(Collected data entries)
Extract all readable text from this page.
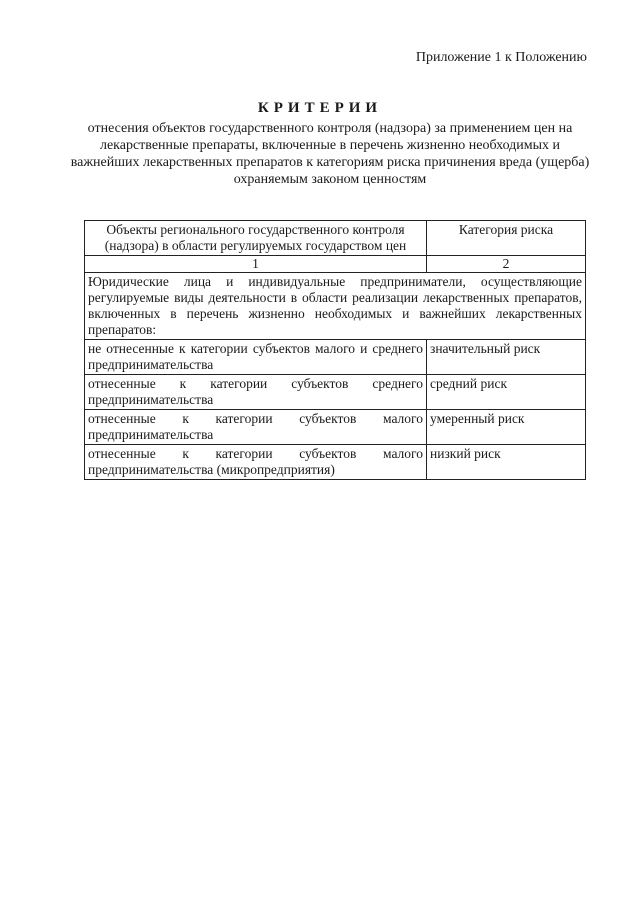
Приложение 1 к Положению
КРИТЕРИИ
отнесения объектов государственного контроля (надзора) за применением цен на лекарственные препараты, включенные в перечень жизненно необходимых и важнейших лекарственных препаратов к категориям риска причинения вреда (ущерба) охраняемым законом ценностям
Объекты регионального государственного контроля (надзора) в области регулируемых государством цен	Категория риска
1	2
Юридические лица и индивидуальные предприниматели, осуществляющие регулируемые виды деятельности в области реализации лекарственных препаратов, включенных в перечень жизненно необходимых и важнейших лекарственных препаратов:	
не отнесенные к категории субъектов малого и среднего предпринимательства	значительный риск
отнесенные к категории субъектов среднего предпринимательства	средний риск
отнесенные к категории субъектов малого предпринимательства	умеренный риск
отнесенные к категории субъектов малого предпринимательства (микропредприятия)	низкий риск
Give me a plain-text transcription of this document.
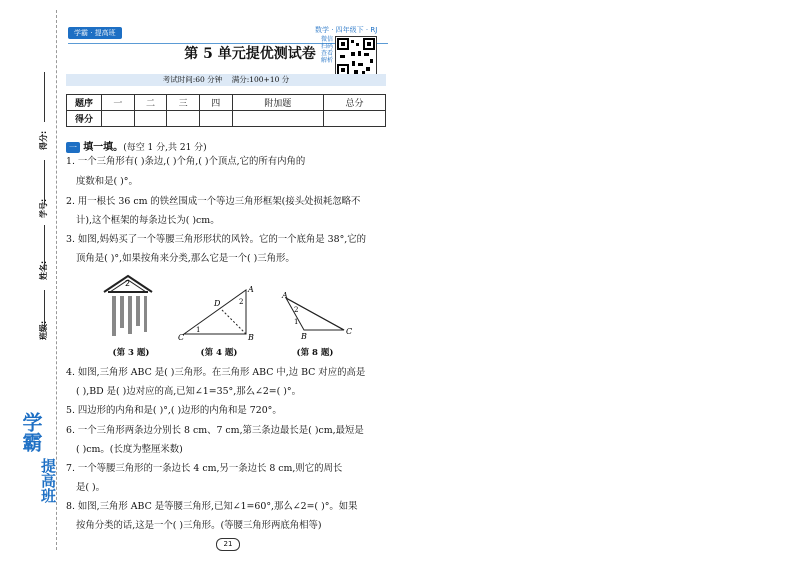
得分:
学号:
姓名:
班级:
学霸
提高班
学霸 · 提高班	数学 · 四年级下 · RJ
第 5 单元提优测试卷
微信扫码 查看解析
考试时间:60 分钟 满分:100+10 分
题序	一	二	三	四	附加题	总分
得分						
一 填一填。(每空 1 分,共 21 分)
1. 一个三角形有( )条边,( )个角,( )个顶点,它的所有内角的
度数和是( )°。
2. 用一根长 36 cm 的铁丝围成一个等边三角形框架(接头处损耗忽略不
计),这个框架的每条边长为( )cm。
3. 如图,妈妈买了一个等腰三角形形状的风铃。它的一个底角是 38°,它的
顶角是( )°,如果按角来分类,那么它是一个( )三角形。
2
(第 3 题)
A
B
C
D
1
2
(第 4 题)
A
B
C
1
2
(第 8 题)
4. 如图,三角形 ABC 是( )三角形。在三角形 ABC 中,边 BC 对应的高是
( ),BD 是( )边对应的高,已知∠1=35°,那么∠2=( )°。
5. 四边形的内角和是( )°,( )边形的内角和是 720°。
6. 一个三角形两条边分别长 8 cm、7 cm,第三条边最长是( )cm,最短是
( )cm。(长度为整厘米数)
7. 一个等腰三角形的一条边长 4 cm,另一条边长 8 cm,则它的周长
是( )。
8. 如图,三角形 ABC 是等腰三角形,已知∠1=60°,那么∠2=( )°。如果
按角分类的话,这是一个( )三角形。(等腰三角形两底角相等)
21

▸ PROBLEM STATEMENT
Can you repeat every record above exactly, apart from the pictures?

▸ OUTPUT OF THE EXERCISE
Extract all readable text from this page.
Приложение 1 к Положению
КРИТЕРИИ
отнесения объектов государственного контроля (надзора) за применением цен на лекарственные препараты, включенные в перечень жизненно необходимых и важнейших лекарственных препаратов к категориям риска причинения вреда (ущерба) охраняемым законом ценностям
Объекты регионального государственного контроля (надзора) в области регулируемых государством цен	Категория риска
1	2
Юридические лица и индивидуальные предприниматели, осуществляющие регулируемые виды деятельности в области реализации лекарственных препаратов, включенных в перечень жизненно необходимых и важнейших лекарственных препаратов:	
не отнесенные к категории субъектов малого и среднего предпринимательства	значительный риск
отнесенные к категории субъектов среднего предпринимательства	средний риск
отнесенные к категории субъектов малого предпринимательства	умеренный риск
отнесенные к категории субъектов малого предпринимательства (микропредприятия)	низкий риск
Give me a plain-text transcription of this document.
得分:
学号:
姓名:
班级:
学霸
提高班
学霸 · 提高班	数学 · 四年级下 · RJ
第 5 单元提优测试卷
微信扫码 查看解析
考试时间:60 分钟 满分:100+10 分
题序	一	二	三	四	附加题	总分
得分						
一 填一填。(每空 1 分,共 21 分)
1. 一个三角形有( )条边,( )个角,( )个顶点,它的所有内角的
度数和是( )°。
2. 用一根长 36 cm 的铁丝围成一个等边三角形框架(接头处损耗忽略不
计),这个框架的每条边长为( )cm。
3. 如图,妈妈买了一个等腰三角形形状的风铃。它的一个底角是 38°,它的
顶角是( )°,如果按角来分类,那么它是一个( )三角形。
2
(第 3 题)
A
B
C
D
1
2
(第 4 题)
A
B
C
1
2
(第 8 题)
4. 如图,三角形 ABC 是( )三角形。在三角形 ABC 中,边 BC 对应的高是
( ),BD 是( )边对应的高,已知∠1=35°,那么∠2=( )°。
5. 四边形的内角和是( )°,( )边形的内角和是 720°。
6. 一个三角形两条边分别长 8 cm、7 cm,第三条边最长是( )cm,最短是
( )cm。(长度为整厘米数)
7. 一个等腰三角形的一条边长 4 cm,另一条边长 8 cm,则它的周长
是( )。
8. 如图,三角形 ABC 是等腰三角形,已知∠1=60°,那么∠2=( )°。如果
按角分类的话,这是一个( )三角形。(等腰三角形两底角相等)
21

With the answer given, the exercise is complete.